• [Given task]
All of the data must be printed exactly; please include every line.

• [Data provided]
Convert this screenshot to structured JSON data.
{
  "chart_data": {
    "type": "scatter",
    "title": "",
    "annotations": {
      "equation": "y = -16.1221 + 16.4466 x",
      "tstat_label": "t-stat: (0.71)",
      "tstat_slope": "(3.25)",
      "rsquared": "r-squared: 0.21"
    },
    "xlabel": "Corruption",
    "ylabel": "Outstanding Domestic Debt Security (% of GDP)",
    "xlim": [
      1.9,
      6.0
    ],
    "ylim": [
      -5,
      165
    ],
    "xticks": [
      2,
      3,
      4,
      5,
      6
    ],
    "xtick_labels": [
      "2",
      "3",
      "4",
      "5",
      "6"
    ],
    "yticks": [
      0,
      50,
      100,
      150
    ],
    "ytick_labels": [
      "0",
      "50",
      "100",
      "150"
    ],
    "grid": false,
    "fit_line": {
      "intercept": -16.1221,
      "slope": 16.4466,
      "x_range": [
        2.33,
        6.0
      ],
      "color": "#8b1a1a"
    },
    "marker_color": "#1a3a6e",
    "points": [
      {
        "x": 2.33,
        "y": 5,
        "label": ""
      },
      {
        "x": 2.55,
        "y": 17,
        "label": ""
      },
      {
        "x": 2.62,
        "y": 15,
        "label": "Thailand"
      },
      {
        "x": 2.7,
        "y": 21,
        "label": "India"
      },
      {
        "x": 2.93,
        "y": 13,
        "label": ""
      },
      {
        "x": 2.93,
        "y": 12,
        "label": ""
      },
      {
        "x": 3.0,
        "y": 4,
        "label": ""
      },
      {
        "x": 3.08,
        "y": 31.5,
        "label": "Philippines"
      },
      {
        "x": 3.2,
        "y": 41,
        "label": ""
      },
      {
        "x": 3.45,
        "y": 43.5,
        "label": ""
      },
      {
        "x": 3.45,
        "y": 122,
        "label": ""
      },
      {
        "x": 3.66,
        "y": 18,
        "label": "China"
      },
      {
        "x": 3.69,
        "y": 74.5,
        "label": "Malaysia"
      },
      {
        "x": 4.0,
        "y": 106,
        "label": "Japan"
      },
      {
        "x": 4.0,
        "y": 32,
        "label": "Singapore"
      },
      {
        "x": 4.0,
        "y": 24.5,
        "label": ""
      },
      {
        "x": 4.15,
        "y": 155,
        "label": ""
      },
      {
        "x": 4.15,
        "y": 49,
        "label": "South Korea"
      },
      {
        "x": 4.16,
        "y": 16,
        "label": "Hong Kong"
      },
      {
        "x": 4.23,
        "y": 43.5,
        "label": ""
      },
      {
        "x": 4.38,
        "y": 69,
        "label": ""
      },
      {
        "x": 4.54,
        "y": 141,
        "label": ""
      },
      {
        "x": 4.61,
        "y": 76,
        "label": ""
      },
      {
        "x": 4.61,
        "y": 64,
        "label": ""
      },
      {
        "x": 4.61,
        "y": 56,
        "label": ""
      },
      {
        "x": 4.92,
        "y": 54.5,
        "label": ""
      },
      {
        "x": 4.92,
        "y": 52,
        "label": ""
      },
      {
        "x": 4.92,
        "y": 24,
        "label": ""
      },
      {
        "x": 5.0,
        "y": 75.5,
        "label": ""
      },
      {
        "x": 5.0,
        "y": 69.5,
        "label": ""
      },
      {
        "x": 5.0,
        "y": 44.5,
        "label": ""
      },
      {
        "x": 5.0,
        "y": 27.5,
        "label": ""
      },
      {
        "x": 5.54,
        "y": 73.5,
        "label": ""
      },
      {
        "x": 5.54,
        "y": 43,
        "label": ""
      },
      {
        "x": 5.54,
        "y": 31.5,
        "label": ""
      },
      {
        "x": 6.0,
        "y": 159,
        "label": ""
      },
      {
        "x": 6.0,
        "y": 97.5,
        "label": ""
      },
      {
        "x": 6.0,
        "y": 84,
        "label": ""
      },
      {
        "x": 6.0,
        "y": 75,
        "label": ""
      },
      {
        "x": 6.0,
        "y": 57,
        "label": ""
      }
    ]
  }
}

• [Answer to the problem]
Convert this screenshot to structured JSON data.
{
  "chart_data": {
    "type": "scatter",
    "title": "",
    "annotations": {
      "equation": "y = -16.1221 + 16.4466 x",
      "tstat_label": "t-stat: (0.71)",
      "tstat_slope": "(3.25)",
      "rsquared": "r-squared: 0.21"
    },
    "xlabel": "Corruption",
    "ylabel": "Outstanding Domestic Debt Security (% of GDP)",
    "xlim": [
      1.9,
      6.0
    ],
    "ylim": [
      -5,
      165
    ],
    "xticks": [
      2,
      3,
      4,
      5,
      6
    ],
    "xtick_labels": [
      "2",
      "3",
      "4",
      "5",
      "6"
    ],
    "yticks": [
      0,
      50,
      100,
      150
    ],
    "ytick_labels": [
      "0",
      "50",
      "100",
      "150"
    ],
    "grid": false,
    "fit_line": {
      "intercept": -16.1221,
      "slope": 16.4466,
      "x_range": [
        2.33,
        6.0
      ],
      "color": "#8b1a1a"
    },
    "marker_color": "#1a3a6e",
    "points": [
      {
        "x": 2.33,
        "y": 5,
        "label": ""
      },
      {
        "x": 2.55,
        "y": 17,
        "label": ""
      },
      {
        "x": 2.62,
        "y": 15,
        "label": "Thailand"
      },
      {
        "x": 2.7,
        "y": 21,
        "label": "India"
      },
      {
        "x": 2.93,
        "y": 13,
        "label": ""
      },
      {
        "x": 2.93,
        "y": 12,
        "label": ""
      },
      {
        "x": 3.0,
        "y": 4,
        "label": ""
      },
      {
        "x": 3.08,
        "y": 31.5,
        "label": "Philippines"
      },
      {
        "x": 3.2,
        "y": 41,
        "label": ""
      },
      {
        "x": 3.45,
        "y": 43.5,
        "label": ""
      },
      {
        "x": 3.45,
        "y": 122,
        "label": ""
      },
      {
        "x": 3.66,
        "y": 18,
        "label": "China"
      },
      {
        "x": 3.69,
        "y": 74.5,
        "label": "Malaysia"
      },
      {
        "x": 4.0,
        "y": 106,
        "label": "Japan"
      },
      {
        "x": 4.0,
        "y": 32,
        "label": "Singapore"
      },
      {
        "x": 4.0,
        "y": 24.5,
        "label": ""
      },
      {
        "x": 4.15,
        "y": 155,
        "label": ""
      },
      {
        "x": 4.15,
        "y": 49,
        "label": "South Korea"
      },
      {
        "x": 4.16,
        "y": 16,
        "label": "Hong Kong"
      },
      {
        "x": 4.23,
        "y": 43.5,
        "label": ""
      },
      {
        "x": 4.38,
        "y": 69,
        "label": ""
      },
      {
        "x": 4.54,
        "y": 141,
        "label": ""
      },
      {
        "x": 4.61,
        "y": 76,
        "label": ""
      },
      {
        "x": 4.61,
        "y": 64,
        "label": ""
      },
      {
        "x": 4.61,
        "y": 56,
        "label": ""
      },
      {
        "x": 4.92,
        "y": 54.5,
        "label": ""
      },
      {
        "x": 4.92,
        "y": 52,
        "label": ""
      },
      {
        "x": 4.92,
        "y": 24,
        "label": ""
      },
      {
        "x": 5.0,
        "y": 75.5,
        "label": ""
      },
      {
        "x": 5.0,
        "y": 69.5,
        "label": ""
      },
      {
        "x": 5.0,
        "y": 44.5,
        "label": ""
      },
      {
        "x": 5.0,
        "y": 27.5,
        "label": ""
      },
      {
        "x": 5.54,
        "y": 73.5,
        "label": ""
      },
      {
        "x": 5.54,
        "y": 43,
        "label": ""
      },
      {
        "x": 5.54,
        "y": 31.5,
        "label": ""
      },
      {
        "x": 6.0,
        "y": 159,
        "label": ""
      },
      {
        "x": 6.0,
        "y": 97.5,
        "label": ""
      },
      {
        "x": 6.0,
        "y": 84,
        "label": ""
      },
      {
        "x": 6.0,
        "y": 75,
        "label": ""
      },
      {
        "x": 6.0,
        "y": 57,
        "label": ""
      }
    ]
  }
}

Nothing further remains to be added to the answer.